▶ [Given problem]:
Answer with nothing but the number of lines that include the word "people".

Stored records
──────────

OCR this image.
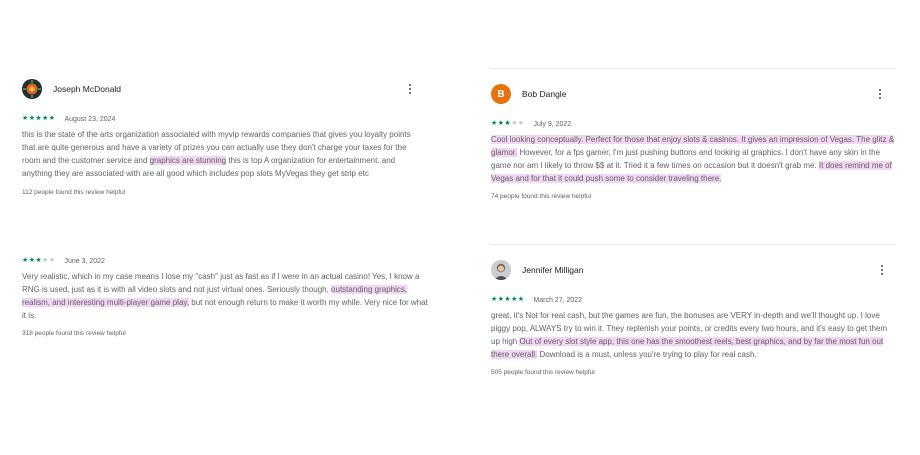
Joseph McDonald
★★★★★ August 23, 2024
this is the state of the arts organization associated with myvip rewards companies that gives you loyalty points that are quite generous and have a variety of prizes you can actually use they don't charge your taxes for the room and the customer service and graphics are stunning this is top A organization for entertainment. and anything they are associated with are all good which includes pop slots MyVegas they get strip etc
112 people found this review helpful
★★★★★ June 3, 2022
Very realistic, which in my case means I lose my "cash" just as fast as if I were in an actual casino! Yes, I know a RNG is used, just as it is with all video slots and not just virtual ones. Seriously though, outstanding graphics, realism, and interesting multi-player game play, but not enough return to make it worth my while. Very nice for what it is.
318 people found this review helpful
B	Bob Dangle
★★★★★ July 9, 2022
Cool looking conceptually. Perfect for those that enjoy slots & casinos. It gives an impression of Vegas. The glitz & glamor. However, for a fps gamer, I'm just pushing buttons and looking at graphics. I don't have any skin in the game nor am I likely to throw $$ at it. Tried it a few times on occasion but it doesn't grab me. It does remind me of Vegas and for that it could push some to consider traveling there.
74 people found this review helpful
Jennifer Milligan
★★★★★ March 27, 2022
great, it's Not for real cash, but the games are fun, the bonuses are VERY in-depth and we'll thought up. I love piggy pop, ALWAYS try to win it. They replenish your points, or credits every two hours, and it's easy to get them up high Out of every slot style app, this one has the smoothest reels, best graphics, and by far the most fun out there overall. Download is a must, unless you're trying to play for real cash.
505 people found this review helpful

──────────

▶ [Answer to this task]:
4